→ Given records
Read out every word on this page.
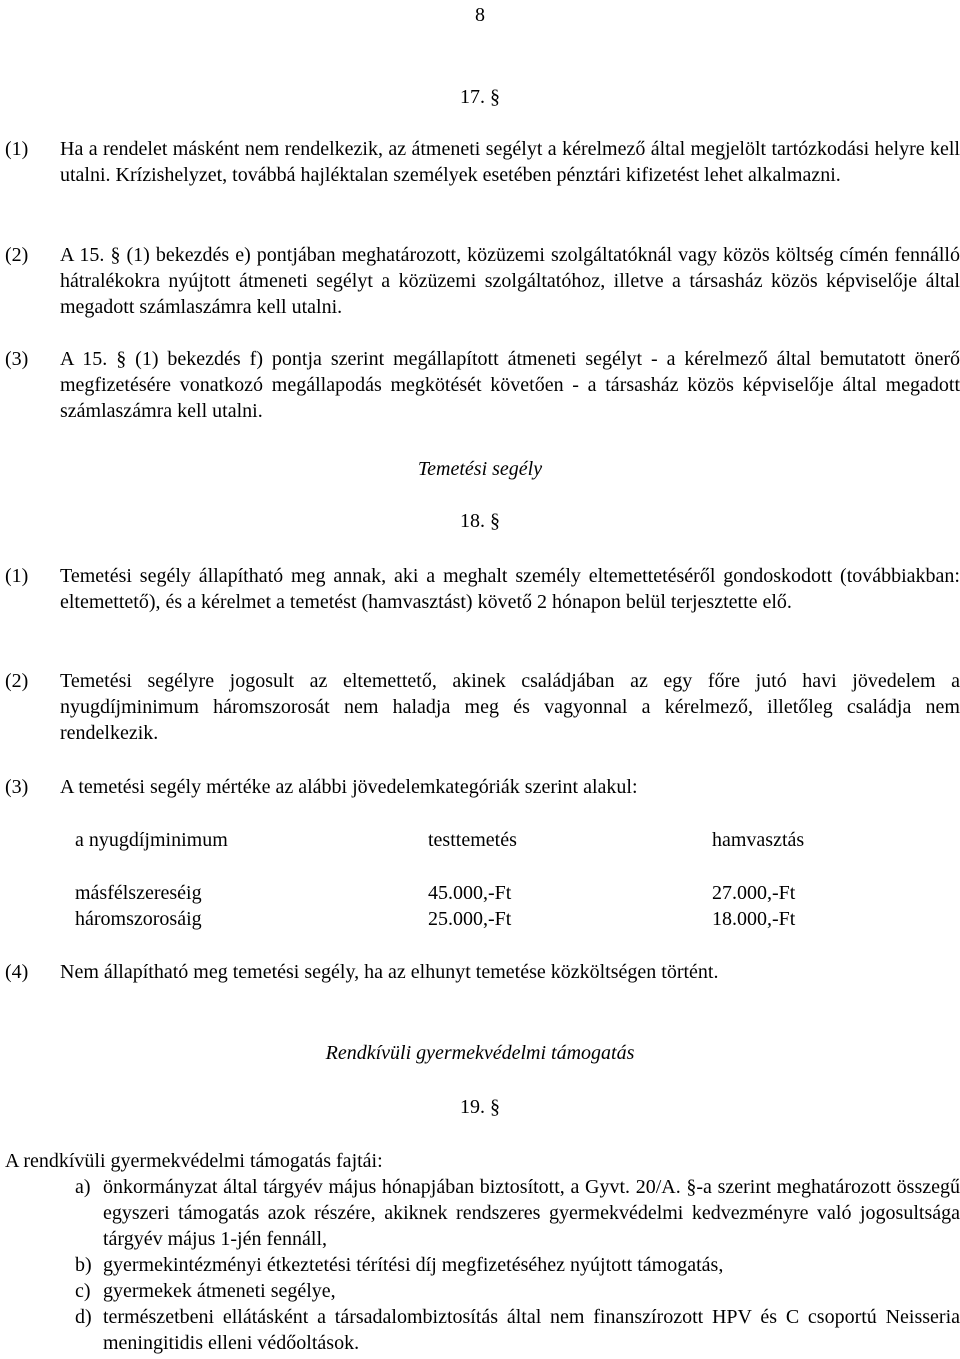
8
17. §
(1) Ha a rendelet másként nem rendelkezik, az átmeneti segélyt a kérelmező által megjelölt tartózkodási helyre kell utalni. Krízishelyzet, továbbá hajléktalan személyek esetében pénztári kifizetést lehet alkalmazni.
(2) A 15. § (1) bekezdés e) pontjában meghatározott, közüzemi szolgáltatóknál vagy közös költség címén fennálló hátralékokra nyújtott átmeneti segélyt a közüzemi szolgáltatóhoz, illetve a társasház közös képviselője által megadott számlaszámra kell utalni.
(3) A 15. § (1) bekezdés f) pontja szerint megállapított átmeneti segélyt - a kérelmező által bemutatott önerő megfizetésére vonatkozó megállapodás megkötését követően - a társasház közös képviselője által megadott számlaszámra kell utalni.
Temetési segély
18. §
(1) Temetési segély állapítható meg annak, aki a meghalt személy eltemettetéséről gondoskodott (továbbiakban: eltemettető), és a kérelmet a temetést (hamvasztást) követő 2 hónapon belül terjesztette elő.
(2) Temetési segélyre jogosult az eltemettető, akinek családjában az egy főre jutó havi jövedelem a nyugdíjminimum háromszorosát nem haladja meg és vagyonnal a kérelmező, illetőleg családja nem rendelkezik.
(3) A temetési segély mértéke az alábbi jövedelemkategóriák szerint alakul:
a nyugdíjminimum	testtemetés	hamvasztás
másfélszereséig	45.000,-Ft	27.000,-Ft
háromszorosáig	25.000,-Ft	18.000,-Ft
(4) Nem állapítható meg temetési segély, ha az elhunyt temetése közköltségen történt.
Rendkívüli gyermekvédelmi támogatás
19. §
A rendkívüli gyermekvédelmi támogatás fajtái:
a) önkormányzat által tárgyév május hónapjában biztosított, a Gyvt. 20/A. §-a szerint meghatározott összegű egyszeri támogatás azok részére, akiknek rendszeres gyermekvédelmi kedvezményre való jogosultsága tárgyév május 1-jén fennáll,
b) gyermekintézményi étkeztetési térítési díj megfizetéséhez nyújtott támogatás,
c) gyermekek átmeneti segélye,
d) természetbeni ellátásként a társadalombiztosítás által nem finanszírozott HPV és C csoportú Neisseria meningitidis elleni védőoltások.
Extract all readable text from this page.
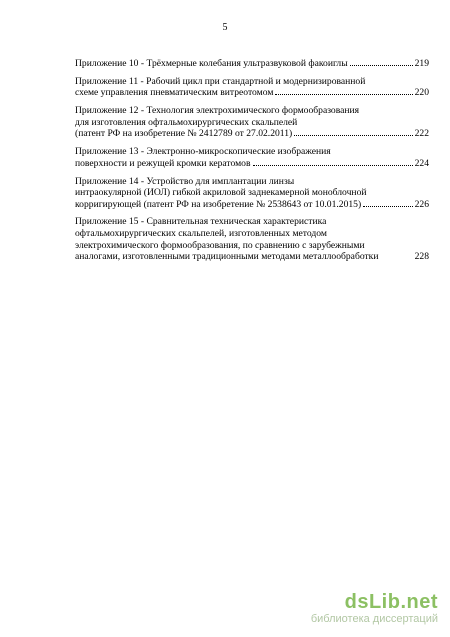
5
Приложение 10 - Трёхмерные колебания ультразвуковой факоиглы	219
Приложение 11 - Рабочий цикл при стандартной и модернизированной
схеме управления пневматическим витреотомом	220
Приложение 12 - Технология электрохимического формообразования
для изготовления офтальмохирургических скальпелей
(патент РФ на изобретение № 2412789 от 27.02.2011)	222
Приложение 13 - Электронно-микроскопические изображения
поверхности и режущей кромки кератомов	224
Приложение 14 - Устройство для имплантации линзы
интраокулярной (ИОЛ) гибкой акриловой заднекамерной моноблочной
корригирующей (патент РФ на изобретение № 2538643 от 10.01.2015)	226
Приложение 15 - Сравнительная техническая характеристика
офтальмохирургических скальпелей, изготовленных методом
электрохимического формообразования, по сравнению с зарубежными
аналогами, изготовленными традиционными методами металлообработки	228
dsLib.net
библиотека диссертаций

→ Exercise brief
Give only the number of lines above that hold the string "eltemettető".

→ Task solution
2